++++ MATERIAL TO PROCESS
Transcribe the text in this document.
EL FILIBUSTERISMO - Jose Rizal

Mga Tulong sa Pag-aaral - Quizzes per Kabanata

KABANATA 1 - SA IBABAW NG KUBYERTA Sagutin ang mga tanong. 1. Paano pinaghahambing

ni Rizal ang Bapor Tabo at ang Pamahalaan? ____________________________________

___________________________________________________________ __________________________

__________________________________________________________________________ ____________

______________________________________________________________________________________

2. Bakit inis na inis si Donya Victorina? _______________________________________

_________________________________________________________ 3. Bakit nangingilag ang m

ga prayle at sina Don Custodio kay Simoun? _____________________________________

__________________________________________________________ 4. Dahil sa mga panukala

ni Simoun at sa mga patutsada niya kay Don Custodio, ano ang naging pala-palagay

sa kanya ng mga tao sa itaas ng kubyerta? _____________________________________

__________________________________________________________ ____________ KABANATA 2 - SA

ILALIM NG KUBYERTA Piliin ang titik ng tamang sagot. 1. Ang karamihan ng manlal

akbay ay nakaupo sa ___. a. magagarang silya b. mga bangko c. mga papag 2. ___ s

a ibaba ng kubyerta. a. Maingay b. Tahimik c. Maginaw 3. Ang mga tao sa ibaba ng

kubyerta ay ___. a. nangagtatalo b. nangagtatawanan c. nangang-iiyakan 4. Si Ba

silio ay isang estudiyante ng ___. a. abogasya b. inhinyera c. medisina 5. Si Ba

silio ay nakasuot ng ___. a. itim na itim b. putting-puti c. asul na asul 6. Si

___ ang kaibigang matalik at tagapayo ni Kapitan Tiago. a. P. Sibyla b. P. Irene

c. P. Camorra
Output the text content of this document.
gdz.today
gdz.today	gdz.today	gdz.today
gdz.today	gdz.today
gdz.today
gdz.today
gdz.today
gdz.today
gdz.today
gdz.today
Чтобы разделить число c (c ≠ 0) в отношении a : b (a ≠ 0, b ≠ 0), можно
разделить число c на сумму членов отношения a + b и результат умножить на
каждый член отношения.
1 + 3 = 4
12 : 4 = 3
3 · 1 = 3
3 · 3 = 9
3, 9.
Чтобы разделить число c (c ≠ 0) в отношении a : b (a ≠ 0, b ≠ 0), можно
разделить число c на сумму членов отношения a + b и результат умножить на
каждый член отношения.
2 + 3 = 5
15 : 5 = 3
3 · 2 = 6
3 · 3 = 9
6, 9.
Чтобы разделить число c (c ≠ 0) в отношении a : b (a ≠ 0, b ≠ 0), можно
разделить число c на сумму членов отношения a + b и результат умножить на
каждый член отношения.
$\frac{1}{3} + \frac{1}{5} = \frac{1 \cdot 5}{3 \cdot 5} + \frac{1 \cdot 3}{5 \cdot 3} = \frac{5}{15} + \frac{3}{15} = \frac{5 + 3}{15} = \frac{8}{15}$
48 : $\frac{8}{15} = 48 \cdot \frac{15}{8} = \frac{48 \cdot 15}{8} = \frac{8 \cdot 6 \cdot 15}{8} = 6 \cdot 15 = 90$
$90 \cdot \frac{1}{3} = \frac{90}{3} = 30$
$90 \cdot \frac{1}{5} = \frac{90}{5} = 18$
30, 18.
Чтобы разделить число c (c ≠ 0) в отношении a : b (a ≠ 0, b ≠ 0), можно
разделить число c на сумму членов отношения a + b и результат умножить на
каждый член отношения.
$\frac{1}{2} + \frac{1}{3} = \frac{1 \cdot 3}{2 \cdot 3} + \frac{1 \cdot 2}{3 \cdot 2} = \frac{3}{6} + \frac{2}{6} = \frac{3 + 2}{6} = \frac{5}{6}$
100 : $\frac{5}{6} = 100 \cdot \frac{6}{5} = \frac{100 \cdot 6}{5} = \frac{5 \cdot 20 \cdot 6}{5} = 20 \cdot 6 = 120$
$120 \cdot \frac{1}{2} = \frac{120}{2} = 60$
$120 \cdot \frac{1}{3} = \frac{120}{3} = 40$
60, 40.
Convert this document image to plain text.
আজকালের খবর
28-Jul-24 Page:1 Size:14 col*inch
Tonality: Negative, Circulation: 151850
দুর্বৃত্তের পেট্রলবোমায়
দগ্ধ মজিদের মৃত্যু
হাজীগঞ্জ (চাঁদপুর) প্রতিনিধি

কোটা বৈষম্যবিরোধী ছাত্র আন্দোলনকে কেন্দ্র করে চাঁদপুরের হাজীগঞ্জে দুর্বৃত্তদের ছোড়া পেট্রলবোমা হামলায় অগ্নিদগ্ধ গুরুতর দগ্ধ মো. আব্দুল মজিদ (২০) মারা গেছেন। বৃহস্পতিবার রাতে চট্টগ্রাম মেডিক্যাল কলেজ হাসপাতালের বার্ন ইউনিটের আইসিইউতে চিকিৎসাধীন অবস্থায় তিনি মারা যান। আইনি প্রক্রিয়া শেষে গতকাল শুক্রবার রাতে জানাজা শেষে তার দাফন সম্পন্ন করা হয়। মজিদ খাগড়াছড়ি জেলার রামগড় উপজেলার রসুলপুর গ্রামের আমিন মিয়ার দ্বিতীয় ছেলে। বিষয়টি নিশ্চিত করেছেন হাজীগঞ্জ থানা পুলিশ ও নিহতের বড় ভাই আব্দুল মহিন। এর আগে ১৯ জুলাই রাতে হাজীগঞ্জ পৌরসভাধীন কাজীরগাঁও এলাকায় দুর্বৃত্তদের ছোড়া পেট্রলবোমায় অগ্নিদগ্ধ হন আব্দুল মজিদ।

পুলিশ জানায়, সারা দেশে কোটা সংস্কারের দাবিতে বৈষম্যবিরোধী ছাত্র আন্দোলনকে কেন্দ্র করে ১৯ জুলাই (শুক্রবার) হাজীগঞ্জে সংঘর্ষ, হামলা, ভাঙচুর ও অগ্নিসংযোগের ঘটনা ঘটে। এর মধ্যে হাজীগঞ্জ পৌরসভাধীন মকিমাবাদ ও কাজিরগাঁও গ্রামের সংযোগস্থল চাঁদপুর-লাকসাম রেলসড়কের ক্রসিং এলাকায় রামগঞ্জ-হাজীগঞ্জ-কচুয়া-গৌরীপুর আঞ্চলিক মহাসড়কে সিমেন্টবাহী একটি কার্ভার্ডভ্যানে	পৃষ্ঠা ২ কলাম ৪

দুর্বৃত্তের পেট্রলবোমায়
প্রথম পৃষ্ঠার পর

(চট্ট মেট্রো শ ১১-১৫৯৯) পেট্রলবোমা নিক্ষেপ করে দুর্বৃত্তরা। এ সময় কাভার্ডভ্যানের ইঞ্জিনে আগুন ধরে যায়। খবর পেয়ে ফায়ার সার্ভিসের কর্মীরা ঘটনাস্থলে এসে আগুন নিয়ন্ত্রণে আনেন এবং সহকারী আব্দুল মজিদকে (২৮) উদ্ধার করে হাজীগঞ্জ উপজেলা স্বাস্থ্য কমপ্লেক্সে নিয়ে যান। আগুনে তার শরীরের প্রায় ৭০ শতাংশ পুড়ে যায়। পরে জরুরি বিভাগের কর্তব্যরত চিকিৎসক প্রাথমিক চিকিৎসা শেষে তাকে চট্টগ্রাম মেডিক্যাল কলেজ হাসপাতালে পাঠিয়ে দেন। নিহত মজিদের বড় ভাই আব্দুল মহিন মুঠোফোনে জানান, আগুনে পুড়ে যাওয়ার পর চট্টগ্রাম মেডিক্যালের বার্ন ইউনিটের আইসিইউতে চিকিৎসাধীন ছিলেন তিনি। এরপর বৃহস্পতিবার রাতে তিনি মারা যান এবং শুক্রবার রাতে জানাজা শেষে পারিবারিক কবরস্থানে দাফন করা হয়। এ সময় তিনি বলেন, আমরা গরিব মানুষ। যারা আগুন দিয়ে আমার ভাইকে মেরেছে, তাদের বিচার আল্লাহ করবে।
++++++++
**YOUR OBJECTIVE:** Repeat the data precisely, line by line.

**WRITTEN RESPONSE:**
Transcribe the text in this document.
EL FILIBUSTERISMO - Jose Rizal

Mga Tulong sa Pag-aaral - Quizzes per Kabanata

KABANATA 1 - SA IBABAW NG KUBYERTA Sagutin ang mga tanong. 1. Paano pinaghahambing

ni Rizal ang Bapor Tabo at ang Pamahalaan? ____________________________________

___________________________________________________________ __________________________

__________________________________________________________________________ ____________

______________________________________________________________________________________

2. Bakit inis na inis si Donya Victorina? _______________________________________

_________________________________________________________ 3. Bakit nangingilag ang m

ga prayle at sina Don Custodio kay Simoun? _____________________________________

__________________________________________________________ 4. Dahil sa mga panukala

ni Simoun at sa mga patutsada niya kay Don Custodio, ano ang naging pala-palagay

sa kanya ng mga tao sa itaas ng kubyerta? _____________________________________

__________________________________________________________ ____________ KABANATA 2 - SA

ILALIM NG KUBYERTA Piliin ang titik ng tamang sagot. 1. Ang karamihan ng manlal

akbay ay nakaupo sa ___. a. magagarang silya b. mga bangko c. mga papag 2. ___ s

a ibaba ng kubyerta. a. Maingay b. Tahimik c. Maginaw 3. Ang mga tao sa ibaba ng

kubyerta ay ___. a. nangagtatalo b. nangagtatawanan c. nangang-iiyakan 4. Si Ba

silio ay isang estudiyante ng ___. a. abogasya b. inhinyera c. medisina 5. Si Ba

silio ay nakasuot ng ___. a. itim na itim b. putting-puti c. asul na asul 6. Si

___ ang kaibigang matalik at tagapayo ni Kapitan Tiago. a. P. Sibyla b. P. Irene

c. P. Camorra
Output the text content of this document.
gdz.today
gdz.today	gdz.today	gdz.today
gdz.today	gdz.today
gdz.today
gdz.today
gdz.today
gdz.today
gdz.today
gdz.today
Чтобы разделить число c (c ≠ 0) в отношении a : b (a ≠ 0, b ≠ 0), можно
разделить число c на сумму членов отношения a + b и результат умножить на
каждый член отношения.
1 + 3 = 4
12 : 4 = 3
3 · 1 = 3
3 · 3 = 9
3, 9.
Чтобы разделить число c (c ≠ 0) в отношении a : b (a ≠ 0, b ≠ 0), можно
разделить число c на сумму членов отношения a + b и результат умножить на
каждый член отношения.
2 + 3 = 5
15 : 5 = 3
3 · 2 = 6
3 · 3 = 9
6, 9.
Чтобы разделить число c (c ≠ 0) в отношении a : b (a ≠ 0, b ≠ 0), можно
разделить число c на сумму членов отношения a + b и результат умножить на
каждый член отношения.
$\frac{1}{3} + \frac{1}{5} = \frac{1 \cdot 5}{3 \cdot 5} + \frac{1 \cdot 3}{5 \cdot 3} = \frac{5}{15} + \frac{3}{15} = \frac{5 + 3}{15} = \frac{8}{15}$
48 : $\frac{8}{15} = 48 \cdot \frac{15}{8} = \frac{48 \cdot 15}{8} = \frac{8 \cdot 6 \cdot 15}{8} = 6 \cdot 15 = 90$
$90 \cdot \frac{1}{3} = \frac{90}{3} = 30$
$90 \cdot \frac{1}{5} = \frac{90}{5} = 18$
30, 18.
Чтобы разделить число c (c ≠ 0) в отношении a : b (a ≠ 0, b ≠ 0), можно
разделить число c на сумму членов отношения a + b и результат умножить на
каждый член отношения.
$\frac{1}{2} + \frac{1}{3} = \frac{1 \cdot 3}{2 \cdot 3} + \frac{1 \cdot 2}{3 \cdot 2} = \frac{3}{6} + \frac{2}{6} = \frac{3 + 2}{6} = \frac{5}{6}$
100 : $\frac{5}{6} = 100 \cdot \frac{6}{5} = \frac{100 \cdot 6}{5} = \frac{5 \cdot 20 \cdot 6}{5} = 20 \cdot 6 = 120$
$120 \cdot \frac{1}{2} = \frac{120}{2} = 60$
$120 \cdot \frac{1}{3} = \frac{120}{3} = 40$
60, 40.
Convert this document image to plain text.
আজকালের খবর
28-Jul-24 Page:1 Size:14 col*inch
Tonality: Negative, Circulation: 151850
দুর্বৃত্তের পেট্রলবোমায়
দগ্ধ মজিদের মৃত্যু
হাজীগঞ্জ (চাঁদপুর) প্রতিনিধি

কোটা বৈষম্যবিরোধী ছাত্র আন্দোলনকে কেন্দ্র করে চাঁদপুরের হাজীগঞ্জে দুর্বৃত্তদের ছোড়া পেট্রলবোমা হামলায় অগ্নিদগ্ধ গুরুতর দগ্ধ মো. আব্দুল মজিদ (২০) মারা গেছেন। বৃহস্পতিবার রাতে চট্টগ্রাম মেডিক্যাল কলেজ হাসপাতালের বার্ন ইউনিটের আইসিইউতে চিকিৎসাধীন অবস্থায় তিনি মারা যান। আইনি প্রক্রিয়া শেষে গতকাল শুক্রবার রাতে জানাজা শেষে তার দাফন সম্পন্ন করা হয়। মজিদ খাগড়াছড়ি জেলার রামগড় উপজেলার রসুলপুর গ্রামের আমিন মিয়ার দ্বিতীয় ছেলে। বিষয়টি নিশ্চিত করেছেন হাজীগঞ্জ থানা পুলিশ ও নিহতের বড় ভাই আব্দুল মহিন। এর আগে ১৯ জুলাই রাতে হাজীগঞ্জ পৌরসভাধীন কাজীরগাঁও এলাকায় দুর্বৃত্তদের ছোড়া পেট্রলবোমায় অগ্নিদগ্ধ হন আব্দুল মজিদ।

পুলিশ জানায়, সারা দেশে কোটা সংস্কারের দাবিতে বৈষম্যবিরোধী ছাত্র আন্দোলনকে কেন্দ্র করে ১৯ জুলাই (শুক্রবার) হাজীগঞ্জে সংঘর্ষ, হামলা, ভাঙচুর ও অগ্নিসংযোগের ঘটনা ঘটে। এর মধ্যে হাজীগঞ্জ পৌরসভাধীন মকিমাবাদ ও কাজিরগাঁও গ্রামের সংযোগস্থল চাঁদপুর-লাকসাম রেলসড়কের ক্রসিং এলাকায় রামগঞ্জ-হাজীগঞ্জ-কচুয়া-গৌরীপুর আঞ্চলিক মহাসড়কে সিমেন্টবাহী একটি কার্ভার্ডভ্যানে	পৃষ্ঠা ২ কলাম ৪

দুর্বৃত্তের পেট্রলবোমায়
প্রথম পৃষ্ঠার পর

(চট্ট মেট্রো শ ১১-১৫৯৯) পেট্রলবোমা নিক্ষেপ করে দুর্বৃত্তরা। এ সময় কাভার্ডভ্যানের ইঞ্জিনে আগুন ধরে যায়। খবর পেয়ে ফায়ার সার্ভিসের কর্মীরা ঘটনাস্থলে এসে আগুন নিয়ন্ত্রণে আনেন এবং সহকারী আব্দুল মজিদকে (২৮) উদ্ধার করে হাজীগঞ্জ উপজেলা স্বাস্থ্য কমপ্লেক্সে নিয়ে যান। আগুনে তার শরীরের প্রায় ৭০ শতাংশ পুড়ে যায়। পরে জরুরি বিভাগের কর্তব্যরত চিকিৎসক প্রাথমিক চিকিৎসা শেষে তাকে চট্টগ্রাম মেডিক্যাল কলেজ হাসপাতালে পাঠিয়ে দেন। নিহত মজিদের বড় ভাই আব্দুল মহিন মুঠোফোনে জানান, আগুনে পুড়ে যাওয়ার পর চট্টগ্রাম মেডিক্যালের বার্ন ইউনিটের আইসিইউতে চিকিৎসাধীন ছিলেন তিনি। এরপর বৃহস্পতিবার রাতে তিনি মারা যান এবং শুক্রবার রাতে জানাজা শেষে পারিবারিক কবরস্থানে দাফন করা হয়। এ সময় তিনি বলেন, আমরা গরিব মানুষ। যারা আগুন দিয়ে আমার ভাইকে মেরেছে, তাদের বিচার আল্লাহ করবে।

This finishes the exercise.